>>>>>

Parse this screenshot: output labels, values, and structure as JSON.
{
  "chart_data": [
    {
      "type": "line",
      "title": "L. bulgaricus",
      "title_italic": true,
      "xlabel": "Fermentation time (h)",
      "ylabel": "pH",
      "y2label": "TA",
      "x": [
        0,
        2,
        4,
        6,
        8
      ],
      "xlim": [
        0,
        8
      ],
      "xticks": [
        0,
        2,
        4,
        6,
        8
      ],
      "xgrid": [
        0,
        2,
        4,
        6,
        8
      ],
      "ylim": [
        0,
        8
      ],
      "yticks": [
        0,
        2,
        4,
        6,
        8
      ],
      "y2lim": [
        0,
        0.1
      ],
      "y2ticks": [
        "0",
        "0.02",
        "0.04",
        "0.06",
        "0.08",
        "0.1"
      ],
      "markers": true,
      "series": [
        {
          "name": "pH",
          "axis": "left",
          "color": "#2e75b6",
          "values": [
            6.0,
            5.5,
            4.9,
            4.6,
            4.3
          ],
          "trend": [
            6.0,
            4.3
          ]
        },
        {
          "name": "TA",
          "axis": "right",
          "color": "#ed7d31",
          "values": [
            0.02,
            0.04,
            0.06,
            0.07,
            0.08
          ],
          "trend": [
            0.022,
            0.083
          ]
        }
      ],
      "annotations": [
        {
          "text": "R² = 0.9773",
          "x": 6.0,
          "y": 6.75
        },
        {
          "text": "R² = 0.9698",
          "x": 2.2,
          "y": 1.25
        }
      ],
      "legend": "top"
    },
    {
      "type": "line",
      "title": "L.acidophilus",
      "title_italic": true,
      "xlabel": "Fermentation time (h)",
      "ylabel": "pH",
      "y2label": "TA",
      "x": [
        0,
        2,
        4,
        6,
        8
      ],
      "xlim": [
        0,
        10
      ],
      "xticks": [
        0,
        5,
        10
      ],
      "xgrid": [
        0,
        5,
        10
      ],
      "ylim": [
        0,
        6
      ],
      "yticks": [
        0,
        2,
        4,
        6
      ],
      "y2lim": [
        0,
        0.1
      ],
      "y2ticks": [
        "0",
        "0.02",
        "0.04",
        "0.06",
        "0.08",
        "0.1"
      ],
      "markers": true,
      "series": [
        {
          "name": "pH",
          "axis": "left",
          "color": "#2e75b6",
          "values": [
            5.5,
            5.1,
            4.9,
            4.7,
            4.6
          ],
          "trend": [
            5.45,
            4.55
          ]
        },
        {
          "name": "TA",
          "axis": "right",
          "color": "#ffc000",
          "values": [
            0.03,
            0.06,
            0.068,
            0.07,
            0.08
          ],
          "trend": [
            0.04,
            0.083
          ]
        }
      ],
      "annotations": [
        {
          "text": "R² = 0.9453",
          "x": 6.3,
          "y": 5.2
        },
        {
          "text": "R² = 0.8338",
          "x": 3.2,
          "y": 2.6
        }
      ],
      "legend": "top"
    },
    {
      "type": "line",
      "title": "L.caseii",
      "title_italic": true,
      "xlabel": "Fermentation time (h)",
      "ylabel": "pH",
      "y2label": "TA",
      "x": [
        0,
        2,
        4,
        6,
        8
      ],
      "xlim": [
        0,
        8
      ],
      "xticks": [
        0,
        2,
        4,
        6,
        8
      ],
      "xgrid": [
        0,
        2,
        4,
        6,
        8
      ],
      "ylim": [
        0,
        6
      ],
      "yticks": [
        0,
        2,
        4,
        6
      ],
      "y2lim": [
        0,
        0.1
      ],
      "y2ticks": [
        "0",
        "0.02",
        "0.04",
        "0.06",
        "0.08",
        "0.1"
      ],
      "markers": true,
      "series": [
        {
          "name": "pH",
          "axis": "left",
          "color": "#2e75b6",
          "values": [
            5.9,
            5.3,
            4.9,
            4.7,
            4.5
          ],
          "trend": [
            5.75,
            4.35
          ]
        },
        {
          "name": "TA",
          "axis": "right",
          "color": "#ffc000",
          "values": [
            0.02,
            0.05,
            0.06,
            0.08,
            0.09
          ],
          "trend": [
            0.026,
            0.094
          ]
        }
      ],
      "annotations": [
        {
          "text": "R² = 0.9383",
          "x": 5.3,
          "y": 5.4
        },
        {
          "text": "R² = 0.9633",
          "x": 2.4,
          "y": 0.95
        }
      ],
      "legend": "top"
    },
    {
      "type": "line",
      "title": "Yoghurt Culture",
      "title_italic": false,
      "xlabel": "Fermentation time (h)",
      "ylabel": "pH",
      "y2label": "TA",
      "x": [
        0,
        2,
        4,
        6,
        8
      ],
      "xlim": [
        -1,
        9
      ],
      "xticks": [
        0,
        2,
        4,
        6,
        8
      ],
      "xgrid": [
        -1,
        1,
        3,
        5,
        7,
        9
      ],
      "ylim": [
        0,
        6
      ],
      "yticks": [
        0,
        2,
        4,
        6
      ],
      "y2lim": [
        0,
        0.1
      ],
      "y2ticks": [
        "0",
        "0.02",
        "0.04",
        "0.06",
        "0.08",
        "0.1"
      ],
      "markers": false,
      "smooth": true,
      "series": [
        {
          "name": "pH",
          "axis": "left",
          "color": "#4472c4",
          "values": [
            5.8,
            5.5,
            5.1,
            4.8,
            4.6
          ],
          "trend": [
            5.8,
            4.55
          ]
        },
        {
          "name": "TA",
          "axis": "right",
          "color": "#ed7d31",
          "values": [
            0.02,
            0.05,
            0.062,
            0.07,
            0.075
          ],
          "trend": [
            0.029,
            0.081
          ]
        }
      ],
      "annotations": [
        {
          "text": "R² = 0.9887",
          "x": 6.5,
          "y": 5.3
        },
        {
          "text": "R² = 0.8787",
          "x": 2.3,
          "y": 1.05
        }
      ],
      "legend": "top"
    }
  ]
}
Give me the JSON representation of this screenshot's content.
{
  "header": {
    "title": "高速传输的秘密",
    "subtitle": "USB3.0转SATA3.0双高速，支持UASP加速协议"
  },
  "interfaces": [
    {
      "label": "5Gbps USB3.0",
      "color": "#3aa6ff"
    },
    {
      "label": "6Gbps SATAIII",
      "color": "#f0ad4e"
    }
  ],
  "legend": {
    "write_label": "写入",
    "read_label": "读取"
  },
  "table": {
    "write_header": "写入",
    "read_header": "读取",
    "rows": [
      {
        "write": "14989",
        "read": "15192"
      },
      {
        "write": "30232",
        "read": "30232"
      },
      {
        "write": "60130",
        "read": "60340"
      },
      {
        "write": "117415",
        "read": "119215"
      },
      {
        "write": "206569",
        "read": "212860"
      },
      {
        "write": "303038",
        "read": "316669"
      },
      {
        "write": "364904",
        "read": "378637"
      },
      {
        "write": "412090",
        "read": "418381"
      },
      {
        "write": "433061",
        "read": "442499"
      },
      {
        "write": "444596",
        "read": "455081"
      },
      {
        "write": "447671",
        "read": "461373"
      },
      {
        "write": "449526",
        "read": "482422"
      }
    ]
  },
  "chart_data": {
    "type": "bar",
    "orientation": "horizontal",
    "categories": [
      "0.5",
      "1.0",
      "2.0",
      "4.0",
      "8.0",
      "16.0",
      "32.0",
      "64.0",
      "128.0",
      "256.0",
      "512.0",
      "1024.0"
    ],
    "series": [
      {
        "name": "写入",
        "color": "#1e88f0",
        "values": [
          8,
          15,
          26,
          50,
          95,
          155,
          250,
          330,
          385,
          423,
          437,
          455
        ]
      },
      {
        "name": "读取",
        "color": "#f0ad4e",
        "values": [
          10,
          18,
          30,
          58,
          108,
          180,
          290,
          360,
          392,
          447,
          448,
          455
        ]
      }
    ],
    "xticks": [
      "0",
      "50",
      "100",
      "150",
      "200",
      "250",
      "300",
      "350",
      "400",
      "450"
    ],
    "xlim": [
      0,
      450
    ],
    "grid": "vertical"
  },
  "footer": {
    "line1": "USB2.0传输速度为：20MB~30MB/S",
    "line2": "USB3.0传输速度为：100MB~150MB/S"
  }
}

<<<<<

> [Exercise requirements] State how many lines of the records hold the string "JSON", and nothing else.

> [Expected answer] 2